Select from the data all lines with the word "structured".

** Start DATASET ENTRIES **

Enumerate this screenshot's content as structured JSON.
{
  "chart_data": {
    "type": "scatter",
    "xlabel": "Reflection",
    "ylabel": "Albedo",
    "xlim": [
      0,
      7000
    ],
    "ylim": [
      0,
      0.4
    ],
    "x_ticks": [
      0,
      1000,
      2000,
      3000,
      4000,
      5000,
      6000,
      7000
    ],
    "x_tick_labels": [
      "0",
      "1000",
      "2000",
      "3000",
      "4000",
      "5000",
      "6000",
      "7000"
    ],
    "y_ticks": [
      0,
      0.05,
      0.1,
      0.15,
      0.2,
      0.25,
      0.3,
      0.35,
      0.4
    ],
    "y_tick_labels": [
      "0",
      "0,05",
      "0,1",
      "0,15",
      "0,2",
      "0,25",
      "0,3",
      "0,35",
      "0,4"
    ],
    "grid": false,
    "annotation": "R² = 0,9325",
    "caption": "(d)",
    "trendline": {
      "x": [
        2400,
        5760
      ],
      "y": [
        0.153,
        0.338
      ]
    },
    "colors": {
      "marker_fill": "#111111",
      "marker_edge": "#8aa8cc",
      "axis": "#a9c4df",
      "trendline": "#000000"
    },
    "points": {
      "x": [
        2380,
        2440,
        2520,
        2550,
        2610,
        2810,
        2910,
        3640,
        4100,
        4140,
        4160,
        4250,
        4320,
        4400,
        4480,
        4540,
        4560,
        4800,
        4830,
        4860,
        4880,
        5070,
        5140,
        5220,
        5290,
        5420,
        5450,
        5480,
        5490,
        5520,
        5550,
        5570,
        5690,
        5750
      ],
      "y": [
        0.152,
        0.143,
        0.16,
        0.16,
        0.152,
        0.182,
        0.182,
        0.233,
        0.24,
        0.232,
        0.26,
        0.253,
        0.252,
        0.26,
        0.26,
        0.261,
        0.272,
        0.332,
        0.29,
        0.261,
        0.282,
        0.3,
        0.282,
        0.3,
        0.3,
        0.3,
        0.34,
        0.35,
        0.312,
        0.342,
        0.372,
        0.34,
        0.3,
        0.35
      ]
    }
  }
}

** End DATASET ENTRIES **
** Start DATASET ENTRIES **

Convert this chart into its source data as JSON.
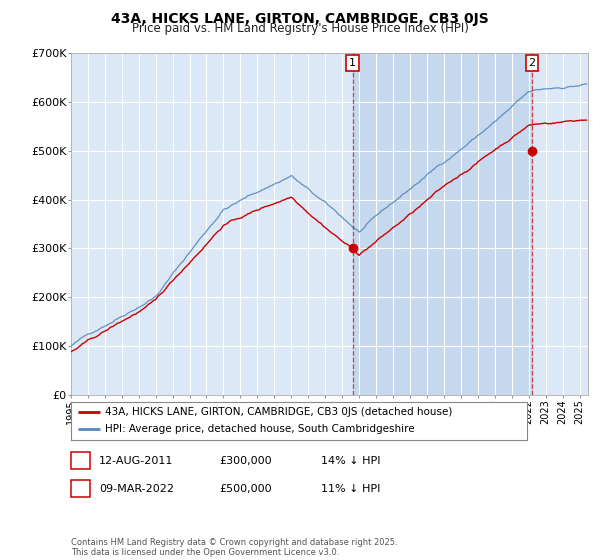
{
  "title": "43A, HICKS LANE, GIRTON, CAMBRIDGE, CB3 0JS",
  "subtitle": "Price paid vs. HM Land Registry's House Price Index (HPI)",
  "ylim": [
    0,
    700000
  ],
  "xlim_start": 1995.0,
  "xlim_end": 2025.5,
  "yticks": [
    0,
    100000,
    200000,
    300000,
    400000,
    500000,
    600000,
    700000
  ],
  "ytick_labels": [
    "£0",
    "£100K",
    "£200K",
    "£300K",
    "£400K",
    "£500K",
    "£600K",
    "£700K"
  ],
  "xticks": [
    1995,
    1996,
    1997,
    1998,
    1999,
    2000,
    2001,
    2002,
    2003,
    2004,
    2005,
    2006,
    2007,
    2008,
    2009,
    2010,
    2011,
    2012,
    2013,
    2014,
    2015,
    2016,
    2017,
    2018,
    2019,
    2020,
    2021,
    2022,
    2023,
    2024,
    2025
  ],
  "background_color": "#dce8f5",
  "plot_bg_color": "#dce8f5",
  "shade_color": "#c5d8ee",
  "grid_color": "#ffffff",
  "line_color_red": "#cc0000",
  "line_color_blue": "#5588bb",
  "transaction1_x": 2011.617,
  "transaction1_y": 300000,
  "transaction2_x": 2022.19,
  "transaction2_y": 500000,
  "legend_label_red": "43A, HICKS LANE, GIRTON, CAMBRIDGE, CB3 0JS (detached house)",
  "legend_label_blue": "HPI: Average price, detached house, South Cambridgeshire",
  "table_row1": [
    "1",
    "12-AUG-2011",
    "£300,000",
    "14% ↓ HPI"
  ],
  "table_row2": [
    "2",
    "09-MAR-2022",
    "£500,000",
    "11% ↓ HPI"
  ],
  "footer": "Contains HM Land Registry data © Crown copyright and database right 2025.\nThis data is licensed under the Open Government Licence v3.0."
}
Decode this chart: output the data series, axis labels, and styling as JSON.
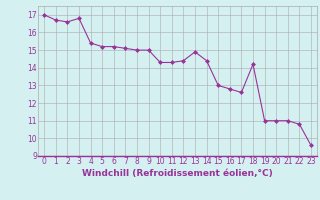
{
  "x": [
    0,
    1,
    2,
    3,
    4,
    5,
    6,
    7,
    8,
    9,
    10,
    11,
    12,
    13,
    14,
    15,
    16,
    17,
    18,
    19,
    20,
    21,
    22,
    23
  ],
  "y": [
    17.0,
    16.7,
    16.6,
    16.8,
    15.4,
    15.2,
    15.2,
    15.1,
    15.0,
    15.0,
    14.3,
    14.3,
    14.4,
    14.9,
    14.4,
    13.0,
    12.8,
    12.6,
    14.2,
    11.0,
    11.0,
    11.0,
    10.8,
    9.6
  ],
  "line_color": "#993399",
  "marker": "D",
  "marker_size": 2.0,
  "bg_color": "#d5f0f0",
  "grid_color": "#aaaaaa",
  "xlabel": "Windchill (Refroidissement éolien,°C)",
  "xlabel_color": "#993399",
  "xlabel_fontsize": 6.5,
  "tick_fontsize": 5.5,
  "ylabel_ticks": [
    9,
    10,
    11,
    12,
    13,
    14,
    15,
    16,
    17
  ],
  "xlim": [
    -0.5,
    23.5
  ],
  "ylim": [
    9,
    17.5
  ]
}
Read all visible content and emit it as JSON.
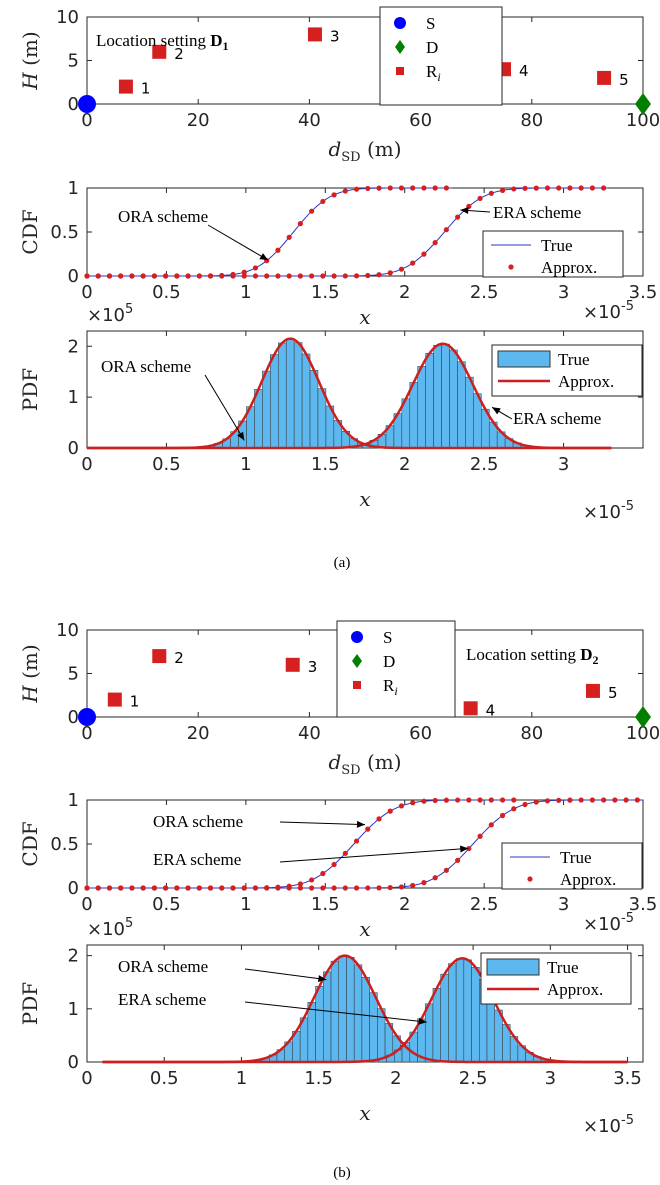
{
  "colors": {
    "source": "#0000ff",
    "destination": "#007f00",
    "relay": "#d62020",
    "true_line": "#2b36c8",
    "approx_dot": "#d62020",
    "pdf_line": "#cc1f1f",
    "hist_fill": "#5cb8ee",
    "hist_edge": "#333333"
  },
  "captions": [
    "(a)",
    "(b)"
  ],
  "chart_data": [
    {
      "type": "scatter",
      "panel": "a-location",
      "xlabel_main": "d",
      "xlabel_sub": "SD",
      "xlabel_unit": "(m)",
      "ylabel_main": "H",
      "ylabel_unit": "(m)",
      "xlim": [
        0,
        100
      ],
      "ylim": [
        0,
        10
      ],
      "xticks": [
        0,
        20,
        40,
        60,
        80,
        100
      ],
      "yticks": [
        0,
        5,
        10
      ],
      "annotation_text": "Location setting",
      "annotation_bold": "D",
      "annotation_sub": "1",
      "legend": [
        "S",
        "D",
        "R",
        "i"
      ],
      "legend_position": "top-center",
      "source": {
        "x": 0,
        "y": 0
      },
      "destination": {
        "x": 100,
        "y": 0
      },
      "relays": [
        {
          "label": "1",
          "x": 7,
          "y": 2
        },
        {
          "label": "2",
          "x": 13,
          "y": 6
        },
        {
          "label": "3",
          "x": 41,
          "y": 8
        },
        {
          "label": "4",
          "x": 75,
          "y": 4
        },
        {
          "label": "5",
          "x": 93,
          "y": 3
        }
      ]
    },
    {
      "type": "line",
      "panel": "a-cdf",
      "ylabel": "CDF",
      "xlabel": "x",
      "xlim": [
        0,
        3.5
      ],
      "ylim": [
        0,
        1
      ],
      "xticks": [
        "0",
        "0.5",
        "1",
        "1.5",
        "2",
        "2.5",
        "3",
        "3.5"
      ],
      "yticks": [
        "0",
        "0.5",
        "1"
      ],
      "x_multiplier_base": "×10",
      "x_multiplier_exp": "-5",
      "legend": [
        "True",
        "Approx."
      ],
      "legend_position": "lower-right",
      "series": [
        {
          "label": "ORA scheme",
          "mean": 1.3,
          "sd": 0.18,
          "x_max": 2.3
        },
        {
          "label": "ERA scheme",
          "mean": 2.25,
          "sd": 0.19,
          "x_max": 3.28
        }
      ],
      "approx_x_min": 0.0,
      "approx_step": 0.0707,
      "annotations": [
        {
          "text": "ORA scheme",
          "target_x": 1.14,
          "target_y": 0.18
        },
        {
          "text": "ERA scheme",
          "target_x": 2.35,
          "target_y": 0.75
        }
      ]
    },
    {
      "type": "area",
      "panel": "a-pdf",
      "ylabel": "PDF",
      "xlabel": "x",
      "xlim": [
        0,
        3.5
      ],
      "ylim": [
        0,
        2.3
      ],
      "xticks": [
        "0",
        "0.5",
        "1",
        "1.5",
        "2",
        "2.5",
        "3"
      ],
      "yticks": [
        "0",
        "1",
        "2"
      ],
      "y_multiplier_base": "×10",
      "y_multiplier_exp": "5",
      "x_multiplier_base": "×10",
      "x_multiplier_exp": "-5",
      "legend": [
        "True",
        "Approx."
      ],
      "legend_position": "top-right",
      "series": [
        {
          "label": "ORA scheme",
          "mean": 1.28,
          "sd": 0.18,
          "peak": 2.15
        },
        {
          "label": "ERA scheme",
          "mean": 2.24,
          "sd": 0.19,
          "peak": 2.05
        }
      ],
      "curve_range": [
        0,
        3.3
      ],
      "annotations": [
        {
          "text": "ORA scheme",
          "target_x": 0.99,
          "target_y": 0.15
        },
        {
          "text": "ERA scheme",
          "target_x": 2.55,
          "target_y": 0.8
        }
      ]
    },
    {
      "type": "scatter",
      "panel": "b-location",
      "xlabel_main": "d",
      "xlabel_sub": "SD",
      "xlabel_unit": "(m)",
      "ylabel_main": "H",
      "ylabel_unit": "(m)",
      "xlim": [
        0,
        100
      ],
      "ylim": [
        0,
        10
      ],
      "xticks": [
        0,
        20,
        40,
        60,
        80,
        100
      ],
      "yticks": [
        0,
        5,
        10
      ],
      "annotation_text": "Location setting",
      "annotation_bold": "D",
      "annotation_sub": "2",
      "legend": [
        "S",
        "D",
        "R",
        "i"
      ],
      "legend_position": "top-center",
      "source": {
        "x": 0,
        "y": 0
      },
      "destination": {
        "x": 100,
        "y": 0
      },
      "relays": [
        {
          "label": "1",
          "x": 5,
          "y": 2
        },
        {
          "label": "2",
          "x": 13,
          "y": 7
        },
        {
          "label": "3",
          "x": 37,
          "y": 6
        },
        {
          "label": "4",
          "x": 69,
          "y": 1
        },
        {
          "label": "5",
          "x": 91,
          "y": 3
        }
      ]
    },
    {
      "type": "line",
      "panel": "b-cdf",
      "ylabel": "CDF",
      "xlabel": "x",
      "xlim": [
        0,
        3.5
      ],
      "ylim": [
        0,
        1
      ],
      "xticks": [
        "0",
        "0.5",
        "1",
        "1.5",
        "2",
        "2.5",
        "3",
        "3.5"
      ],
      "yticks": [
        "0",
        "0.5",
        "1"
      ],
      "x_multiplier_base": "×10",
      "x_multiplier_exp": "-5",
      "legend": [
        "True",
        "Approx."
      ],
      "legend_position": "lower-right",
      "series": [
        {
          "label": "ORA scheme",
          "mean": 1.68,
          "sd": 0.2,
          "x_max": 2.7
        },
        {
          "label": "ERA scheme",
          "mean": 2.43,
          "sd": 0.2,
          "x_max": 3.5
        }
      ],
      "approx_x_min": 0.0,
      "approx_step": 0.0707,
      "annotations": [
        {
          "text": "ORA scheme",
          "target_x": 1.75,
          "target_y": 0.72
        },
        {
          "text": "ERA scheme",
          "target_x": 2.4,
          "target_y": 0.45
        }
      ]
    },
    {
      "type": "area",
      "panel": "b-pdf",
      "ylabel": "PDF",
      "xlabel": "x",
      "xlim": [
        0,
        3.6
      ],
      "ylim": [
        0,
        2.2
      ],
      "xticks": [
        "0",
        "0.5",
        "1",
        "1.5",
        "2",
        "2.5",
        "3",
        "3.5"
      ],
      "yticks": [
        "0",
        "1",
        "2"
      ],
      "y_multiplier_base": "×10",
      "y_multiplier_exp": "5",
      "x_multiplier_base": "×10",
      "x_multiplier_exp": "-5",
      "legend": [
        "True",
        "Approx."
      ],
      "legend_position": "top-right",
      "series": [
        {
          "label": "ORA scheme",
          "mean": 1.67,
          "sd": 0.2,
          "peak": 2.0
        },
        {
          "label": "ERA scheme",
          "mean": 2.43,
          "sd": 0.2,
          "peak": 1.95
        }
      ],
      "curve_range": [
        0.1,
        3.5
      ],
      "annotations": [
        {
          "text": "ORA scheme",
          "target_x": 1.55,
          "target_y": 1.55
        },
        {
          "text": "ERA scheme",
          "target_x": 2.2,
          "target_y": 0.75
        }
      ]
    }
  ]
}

** End DATASET ENTRIES **
** Start DATASET ENTRIES **

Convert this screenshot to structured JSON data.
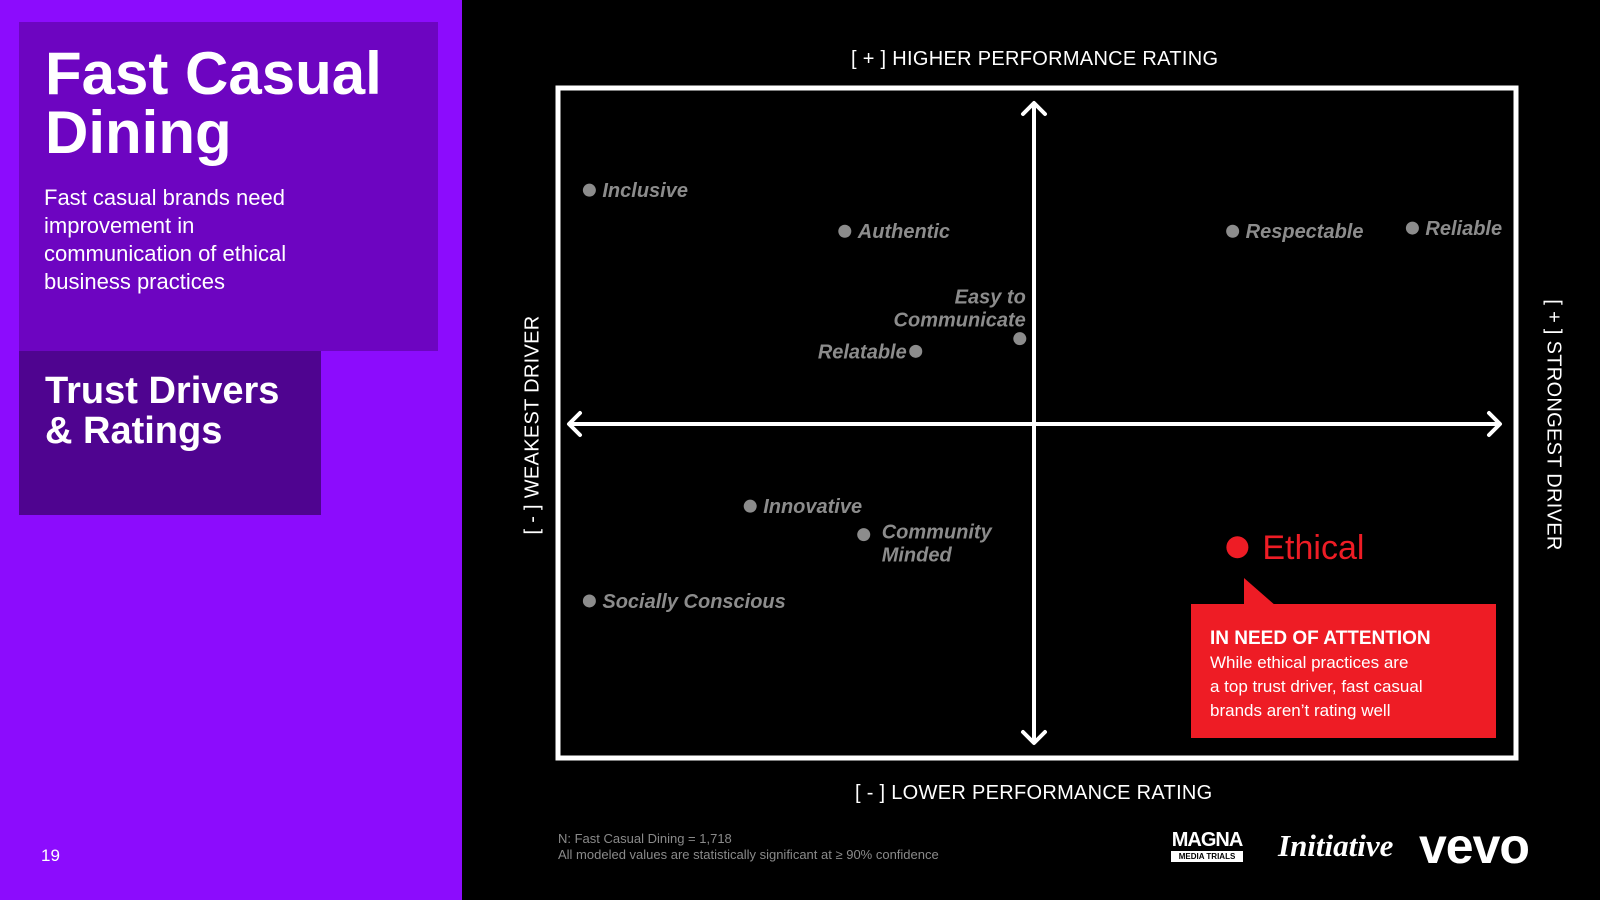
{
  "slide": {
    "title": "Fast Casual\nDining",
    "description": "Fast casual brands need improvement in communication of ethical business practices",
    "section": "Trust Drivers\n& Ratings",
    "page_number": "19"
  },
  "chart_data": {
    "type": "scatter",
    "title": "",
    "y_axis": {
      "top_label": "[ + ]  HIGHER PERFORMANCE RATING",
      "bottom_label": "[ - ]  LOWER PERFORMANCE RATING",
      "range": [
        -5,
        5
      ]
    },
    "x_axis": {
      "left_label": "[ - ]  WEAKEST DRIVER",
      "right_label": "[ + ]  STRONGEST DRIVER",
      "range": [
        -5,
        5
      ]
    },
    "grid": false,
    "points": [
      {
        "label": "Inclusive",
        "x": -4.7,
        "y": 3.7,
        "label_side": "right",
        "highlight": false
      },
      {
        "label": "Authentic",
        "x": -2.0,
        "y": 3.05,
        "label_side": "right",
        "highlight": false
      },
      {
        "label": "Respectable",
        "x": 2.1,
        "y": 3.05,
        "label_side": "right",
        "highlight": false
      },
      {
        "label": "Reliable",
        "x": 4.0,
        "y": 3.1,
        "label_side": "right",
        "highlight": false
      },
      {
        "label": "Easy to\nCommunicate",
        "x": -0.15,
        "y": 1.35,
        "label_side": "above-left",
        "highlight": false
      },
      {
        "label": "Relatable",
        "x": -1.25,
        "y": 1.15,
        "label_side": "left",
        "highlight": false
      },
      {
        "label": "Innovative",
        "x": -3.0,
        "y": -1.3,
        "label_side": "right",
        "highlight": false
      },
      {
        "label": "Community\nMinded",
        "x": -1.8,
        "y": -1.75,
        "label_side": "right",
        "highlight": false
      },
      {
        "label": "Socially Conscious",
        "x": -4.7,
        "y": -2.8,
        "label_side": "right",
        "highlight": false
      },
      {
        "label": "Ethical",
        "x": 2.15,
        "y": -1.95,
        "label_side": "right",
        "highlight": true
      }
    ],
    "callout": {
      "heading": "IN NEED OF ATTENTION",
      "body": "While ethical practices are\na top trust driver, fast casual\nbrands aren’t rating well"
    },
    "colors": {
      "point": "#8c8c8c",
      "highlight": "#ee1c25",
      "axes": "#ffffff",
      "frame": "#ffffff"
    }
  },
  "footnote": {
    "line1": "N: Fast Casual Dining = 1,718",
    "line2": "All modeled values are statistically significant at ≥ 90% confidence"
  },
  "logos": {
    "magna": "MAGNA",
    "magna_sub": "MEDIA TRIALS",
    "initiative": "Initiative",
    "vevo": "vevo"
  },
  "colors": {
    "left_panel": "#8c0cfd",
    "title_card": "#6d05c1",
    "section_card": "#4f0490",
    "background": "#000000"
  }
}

** End DATASET ENTRIES **

- TASK ANSWER -
Enumerate this screenshot's content as structured JSON.
Convert this screenshot to structured JSON data.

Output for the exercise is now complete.